** BEGIN **

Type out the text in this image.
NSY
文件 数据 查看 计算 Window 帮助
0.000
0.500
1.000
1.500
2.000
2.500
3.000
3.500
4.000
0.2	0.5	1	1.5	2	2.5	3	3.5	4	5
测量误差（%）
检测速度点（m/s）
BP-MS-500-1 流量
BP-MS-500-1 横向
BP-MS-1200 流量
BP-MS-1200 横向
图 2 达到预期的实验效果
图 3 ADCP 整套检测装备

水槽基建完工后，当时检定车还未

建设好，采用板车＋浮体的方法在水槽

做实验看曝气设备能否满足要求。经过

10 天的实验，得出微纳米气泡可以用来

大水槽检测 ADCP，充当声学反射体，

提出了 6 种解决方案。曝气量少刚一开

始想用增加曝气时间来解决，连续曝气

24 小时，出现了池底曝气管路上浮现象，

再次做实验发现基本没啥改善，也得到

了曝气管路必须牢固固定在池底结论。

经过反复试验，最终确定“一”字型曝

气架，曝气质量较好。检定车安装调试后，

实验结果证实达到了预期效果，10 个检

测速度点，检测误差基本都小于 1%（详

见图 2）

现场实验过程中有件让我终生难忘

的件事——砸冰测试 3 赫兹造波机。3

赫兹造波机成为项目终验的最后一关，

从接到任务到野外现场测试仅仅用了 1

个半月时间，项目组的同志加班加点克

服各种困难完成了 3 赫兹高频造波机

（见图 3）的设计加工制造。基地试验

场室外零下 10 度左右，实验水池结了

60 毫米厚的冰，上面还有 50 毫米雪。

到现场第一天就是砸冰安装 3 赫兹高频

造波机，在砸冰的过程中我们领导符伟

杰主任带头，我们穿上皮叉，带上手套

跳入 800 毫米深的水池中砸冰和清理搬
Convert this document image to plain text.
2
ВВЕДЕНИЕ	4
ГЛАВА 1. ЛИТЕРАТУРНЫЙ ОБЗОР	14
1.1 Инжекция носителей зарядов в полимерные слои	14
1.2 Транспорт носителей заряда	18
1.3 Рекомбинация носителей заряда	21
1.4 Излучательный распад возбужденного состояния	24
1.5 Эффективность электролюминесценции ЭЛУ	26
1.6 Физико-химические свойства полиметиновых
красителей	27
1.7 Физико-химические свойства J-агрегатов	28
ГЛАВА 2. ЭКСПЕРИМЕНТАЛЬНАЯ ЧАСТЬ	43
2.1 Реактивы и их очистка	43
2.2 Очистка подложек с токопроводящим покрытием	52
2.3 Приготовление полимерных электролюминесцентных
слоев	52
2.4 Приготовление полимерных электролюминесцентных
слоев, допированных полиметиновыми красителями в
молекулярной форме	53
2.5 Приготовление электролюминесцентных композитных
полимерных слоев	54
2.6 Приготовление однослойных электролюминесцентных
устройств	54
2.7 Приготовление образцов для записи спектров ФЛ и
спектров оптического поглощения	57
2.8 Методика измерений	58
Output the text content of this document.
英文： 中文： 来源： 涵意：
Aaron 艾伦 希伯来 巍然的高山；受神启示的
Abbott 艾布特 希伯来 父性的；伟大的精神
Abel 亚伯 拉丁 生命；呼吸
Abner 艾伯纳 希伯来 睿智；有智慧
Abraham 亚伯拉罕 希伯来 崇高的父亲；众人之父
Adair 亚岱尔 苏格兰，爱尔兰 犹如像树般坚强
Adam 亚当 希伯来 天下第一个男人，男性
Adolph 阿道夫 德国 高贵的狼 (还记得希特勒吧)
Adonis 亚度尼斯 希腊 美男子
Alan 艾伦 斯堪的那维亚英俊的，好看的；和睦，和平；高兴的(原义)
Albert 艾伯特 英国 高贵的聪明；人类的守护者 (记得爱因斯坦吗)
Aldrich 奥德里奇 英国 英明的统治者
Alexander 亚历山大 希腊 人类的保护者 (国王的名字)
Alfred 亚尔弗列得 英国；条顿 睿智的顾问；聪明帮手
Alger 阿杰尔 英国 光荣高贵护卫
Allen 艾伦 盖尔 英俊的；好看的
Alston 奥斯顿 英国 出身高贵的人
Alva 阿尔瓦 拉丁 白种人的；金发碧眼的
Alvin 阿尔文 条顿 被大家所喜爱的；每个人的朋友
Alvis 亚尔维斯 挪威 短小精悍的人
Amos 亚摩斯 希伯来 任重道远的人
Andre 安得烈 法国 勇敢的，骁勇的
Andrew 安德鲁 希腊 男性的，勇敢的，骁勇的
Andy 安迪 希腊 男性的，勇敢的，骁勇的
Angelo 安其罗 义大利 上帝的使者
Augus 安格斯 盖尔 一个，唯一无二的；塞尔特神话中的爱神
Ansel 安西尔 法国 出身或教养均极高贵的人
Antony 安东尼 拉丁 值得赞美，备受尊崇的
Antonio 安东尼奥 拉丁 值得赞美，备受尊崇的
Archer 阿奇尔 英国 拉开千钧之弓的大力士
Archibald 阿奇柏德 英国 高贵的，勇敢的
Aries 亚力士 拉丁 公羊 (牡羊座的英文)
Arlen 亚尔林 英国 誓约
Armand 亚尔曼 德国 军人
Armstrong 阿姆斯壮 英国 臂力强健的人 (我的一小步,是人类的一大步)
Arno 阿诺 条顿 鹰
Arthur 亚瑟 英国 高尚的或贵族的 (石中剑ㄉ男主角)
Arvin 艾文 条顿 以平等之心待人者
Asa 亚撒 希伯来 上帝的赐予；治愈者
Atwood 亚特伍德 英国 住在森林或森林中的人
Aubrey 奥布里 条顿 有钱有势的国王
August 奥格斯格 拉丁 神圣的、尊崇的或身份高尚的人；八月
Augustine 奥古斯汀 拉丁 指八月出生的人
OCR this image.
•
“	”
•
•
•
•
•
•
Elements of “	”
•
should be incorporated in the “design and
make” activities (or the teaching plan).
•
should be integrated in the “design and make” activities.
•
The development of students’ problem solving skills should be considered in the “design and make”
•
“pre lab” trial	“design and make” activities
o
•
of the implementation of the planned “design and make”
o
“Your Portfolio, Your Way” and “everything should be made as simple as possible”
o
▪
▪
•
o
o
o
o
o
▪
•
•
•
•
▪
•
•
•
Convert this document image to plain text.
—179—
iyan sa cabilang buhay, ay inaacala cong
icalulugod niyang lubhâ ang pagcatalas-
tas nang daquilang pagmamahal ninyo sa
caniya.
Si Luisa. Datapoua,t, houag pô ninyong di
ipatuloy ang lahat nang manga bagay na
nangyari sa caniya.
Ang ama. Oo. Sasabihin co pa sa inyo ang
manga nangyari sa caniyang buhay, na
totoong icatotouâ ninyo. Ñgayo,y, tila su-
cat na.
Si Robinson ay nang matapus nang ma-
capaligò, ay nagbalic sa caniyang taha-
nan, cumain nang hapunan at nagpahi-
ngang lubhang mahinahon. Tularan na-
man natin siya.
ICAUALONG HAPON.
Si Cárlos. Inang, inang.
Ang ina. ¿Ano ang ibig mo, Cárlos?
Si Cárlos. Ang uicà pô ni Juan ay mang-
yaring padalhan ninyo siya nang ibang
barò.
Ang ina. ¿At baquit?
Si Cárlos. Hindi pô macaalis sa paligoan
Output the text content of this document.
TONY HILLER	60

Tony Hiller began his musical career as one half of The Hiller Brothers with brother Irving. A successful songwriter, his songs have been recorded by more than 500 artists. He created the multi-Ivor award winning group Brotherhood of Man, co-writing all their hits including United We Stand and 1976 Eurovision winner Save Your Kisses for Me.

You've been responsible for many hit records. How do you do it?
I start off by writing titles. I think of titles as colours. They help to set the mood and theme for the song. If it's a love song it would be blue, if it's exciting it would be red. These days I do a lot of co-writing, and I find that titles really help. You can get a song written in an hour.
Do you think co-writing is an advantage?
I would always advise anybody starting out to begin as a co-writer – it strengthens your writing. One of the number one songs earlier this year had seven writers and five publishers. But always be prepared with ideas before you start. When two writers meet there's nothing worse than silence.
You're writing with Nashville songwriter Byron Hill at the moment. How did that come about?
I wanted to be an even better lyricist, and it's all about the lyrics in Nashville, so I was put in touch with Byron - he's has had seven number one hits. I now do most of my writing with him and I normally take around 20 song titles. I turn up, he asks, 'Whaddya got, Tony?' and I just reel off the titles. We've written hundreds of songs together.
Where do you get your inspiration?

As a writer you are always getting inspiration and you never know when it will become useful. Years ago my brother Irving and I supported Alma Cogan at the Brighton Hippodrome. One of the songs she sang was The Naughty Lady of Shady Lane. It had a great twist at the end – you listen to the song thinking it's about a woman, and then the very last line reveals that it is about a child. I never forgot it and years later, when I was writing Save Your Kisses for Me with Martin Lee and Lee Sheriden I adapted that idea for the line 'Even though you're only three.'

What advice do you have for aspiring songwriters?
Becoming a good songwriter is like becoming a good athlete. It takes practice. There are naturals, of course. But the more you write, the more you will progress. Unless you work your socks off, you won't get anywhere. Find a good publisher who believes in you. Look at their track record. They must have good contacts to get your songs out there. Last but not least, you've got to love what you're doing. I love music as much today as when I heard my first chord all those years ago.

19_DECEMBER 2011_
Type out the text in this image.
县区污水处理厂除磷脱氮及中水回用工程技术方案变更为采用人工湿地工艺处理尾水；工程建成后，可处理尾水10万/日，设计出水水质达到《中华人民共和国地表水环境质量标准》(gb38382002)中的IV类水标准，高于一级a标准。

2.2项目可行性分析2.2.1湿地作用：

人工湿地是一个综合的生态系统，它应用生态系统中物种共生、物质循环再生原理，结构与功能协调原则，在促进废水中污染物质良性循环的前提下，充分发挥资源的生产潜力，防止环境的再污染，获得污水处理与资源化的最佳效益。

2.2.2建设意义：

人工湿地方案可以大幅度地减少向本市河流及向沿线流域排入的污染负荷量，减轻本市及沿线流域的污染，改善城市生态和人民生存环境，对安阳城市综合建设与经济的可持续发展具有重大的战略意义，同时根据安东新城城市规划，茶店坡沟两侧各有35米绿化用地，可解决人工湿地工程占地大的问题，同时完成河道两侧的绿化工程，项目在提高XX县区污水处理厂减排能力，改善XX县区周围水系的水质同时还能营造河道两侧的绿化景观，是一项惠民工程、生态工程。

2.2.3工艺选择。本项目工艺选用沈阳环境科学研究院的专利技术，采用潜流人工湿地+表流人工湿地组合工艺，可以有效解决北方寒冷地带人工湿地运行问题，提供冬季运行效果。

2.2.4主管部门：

** END **

Instructions to follow
Say how many lines of the data hold the string "buhay". Reply with the number alone.

Expected answer
2